Count every line that has "between" in it and give the total, nothing more.

◆ Material supplied:

+---+

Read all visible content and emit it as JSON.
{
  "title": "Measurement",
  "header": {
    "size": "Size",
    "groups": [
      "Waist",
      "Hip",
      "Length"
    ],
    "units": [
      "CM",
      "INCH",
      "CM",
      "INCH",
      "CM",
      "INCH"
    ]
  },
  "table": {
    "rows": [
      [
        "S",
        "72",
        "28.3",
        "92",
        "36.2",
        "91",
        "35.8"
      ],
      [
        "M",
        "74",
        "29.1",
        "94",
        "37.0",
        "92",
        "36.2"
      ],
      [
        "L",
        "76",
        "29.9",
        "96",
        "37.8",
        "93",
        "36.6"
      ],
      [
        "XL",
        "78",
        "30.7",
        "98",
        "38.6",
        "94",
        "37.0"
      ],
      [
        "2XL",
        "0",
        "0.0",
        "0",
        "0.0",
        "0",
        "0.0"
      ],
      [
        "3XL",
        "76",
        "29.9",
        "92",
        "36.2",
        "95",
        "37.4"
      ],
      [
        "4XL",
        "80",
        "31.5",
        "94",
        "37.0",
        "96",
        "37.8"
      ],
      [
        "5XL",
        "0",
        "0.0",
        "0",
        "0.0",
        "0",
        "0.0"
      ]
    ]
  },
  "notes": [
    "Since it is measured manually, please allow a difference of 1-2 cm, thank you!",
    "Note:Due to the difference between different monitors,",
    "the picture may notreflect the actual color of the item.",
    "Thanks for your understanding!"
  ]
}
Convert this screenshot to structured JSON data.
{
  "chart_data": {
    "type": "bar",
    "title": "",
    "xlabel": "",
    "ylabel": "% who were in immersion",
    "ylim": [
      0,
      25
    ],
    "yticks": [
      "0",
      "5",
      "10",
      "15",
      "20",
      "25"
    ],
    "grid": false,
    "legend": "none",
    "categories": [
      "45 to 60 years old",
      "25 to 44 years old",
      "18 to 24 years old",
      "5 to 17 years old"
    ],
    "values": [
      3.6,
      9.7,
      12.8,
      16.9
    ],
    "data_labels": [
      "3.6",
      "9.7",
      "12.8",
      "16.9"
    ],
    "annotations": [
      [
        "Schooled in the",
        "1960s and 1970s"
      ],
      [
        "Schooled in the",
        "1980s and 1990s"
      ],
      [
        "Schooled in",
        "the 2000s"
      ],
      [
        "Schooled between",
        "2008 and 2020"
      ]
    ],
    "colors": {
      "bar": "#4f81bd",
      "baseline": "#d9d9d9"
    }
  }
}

+---+

◆ Written solution:
2